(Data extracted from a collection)
..............................
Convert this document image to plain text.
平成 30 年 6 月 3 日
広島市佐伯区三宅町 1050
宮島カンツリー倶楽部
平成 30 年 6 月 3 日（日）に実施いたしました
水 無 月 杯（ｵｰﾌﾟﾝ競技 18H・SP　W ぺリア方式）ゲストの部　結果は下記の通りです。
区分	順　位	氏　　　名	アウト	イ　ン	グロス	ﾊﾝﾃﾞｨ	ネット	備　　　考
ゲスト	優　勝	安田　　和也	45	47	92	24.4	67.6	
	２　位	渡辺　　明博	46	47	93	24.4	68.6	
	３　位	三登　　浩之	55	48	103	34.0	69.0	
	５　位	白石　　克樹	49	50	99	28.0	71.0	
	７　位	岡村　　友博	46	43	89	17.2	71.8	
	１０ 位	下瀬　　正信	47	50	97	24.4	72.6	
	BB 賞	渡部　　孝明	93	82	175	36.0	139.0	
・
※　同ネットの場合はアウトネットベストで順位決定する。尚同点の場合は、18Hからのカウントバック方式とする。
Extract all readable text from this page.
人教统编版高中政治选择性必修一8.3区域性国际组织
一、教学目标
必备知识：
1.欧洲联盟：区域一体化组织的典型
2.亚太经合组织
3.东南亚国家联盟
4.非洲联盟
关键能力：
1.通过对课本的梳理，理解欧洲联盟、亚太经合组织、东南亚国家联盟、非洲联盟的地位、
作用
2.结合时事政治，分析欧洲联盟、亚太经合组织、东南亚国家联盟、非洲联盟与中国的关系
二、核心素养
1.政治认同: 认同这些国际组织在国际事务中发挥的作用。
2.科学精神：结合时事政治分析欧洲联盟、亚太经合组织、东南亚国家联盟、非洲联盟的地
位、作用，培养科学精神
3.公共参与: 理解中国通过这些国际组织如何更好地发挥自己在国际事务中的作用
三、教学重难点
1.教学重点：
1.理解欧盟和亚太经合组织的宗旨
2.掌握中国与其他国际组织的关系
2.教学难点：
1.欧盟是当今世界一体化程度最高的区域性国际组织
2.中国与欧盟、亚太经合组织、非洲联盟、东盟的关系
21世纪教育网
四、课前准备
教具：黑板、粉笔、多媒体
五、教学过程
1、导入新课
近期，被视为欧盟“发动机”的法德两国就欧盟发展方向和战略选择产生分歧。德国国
..............................
→ What the task asks: Please reproduce every line of the material word for word.

→ Output of the exercise:
Convert this document image to plain text.
平成 30 年 6 月 3 日
広島市佐伯区三宅町 1050
宮島カンツリー倶楽部
平成 30 年 6 月 3 日（日）に実施いたしました
水 無 月 杯（ｵｰﾌﾟﾝ競技 18H・SP　W ぺリア方式）ゲストの部　結果は下記の通りです。
区分	順　位	氏　　　名	アウト	イ　ン	グロス	ﾊﾝﾃﾞｨ	ネット	備　　　考
ゲスト	優　勝	安田　　和也	45	47	92	24.4	67.6	
	２　位	渡辺　　明博	46	47	93	24.4	68.6	
	３　位	三登　　浩之	55	48	103	34.0	69.0	
	５　位	白石　　克樹	49	50	99	28.0	71.0	
	７　位	岡村　　友博	46	43	89	17.2	71.8	
	１０ 位	下瀬　　正信	47	50	97	24.4	72.6	
	BB 賞	渡部　　孝明	93	82	175	36.0	139.0	
・
※　同ネットの場合はアウトネットベストで順位決定する。尚同点の場合は、18Hからのカウントバック方式とする。
Extract all readable text from this page.
人教统编版高中政治选择性必修一8.3区域性国际组织
一、教学目标
必备知识：
1.欧洲联盟：区域一体化组织的典型
2.亚太经合组织
3.东南亚国家联盟
4.非洲联盟
关键能力：
1.通过对课本的梳理，理解欧洲联盟、亚太经合组织、东南亚国家联盟、非洲联盟的地位、
作用
2.结合时事政治，分析欧洲联盟、亚太经合组织、东南亚国家联盟、非洲联盟与中国的关系
二、核心素养
1.政治认同: 认同这些国际组织在国际事务中发挥的作用。
2.科学精神：结合时事政治分析欧洲联盟、亚太经合组织、东南亚国家联盟、非洲联盟的地
位、作用，培养科学精神
3.公共参与: 理解中国通过这些国际组织如何更好地发挥自己在国际事务中的作用
三、教学重难点
1.教学重点：
1.理解欧盟和亚太经合组织的宗旨
2.掌握中国与其他国际组织的关系
2.教学难点：
1.欧盟是当今世界一体化程度最高的区域性国际组织
2.中国与欧盟、亚太经合组织、非洲联盟、东盟的关系
21世纪教育网
四、课前准备
教具：黑板、粉笔、多媒体
五、教学过程
1、导入新课
近期，被视为欧盟“发动机”的法德两国就欧盟发展方向和战略选择产生分歧。德国国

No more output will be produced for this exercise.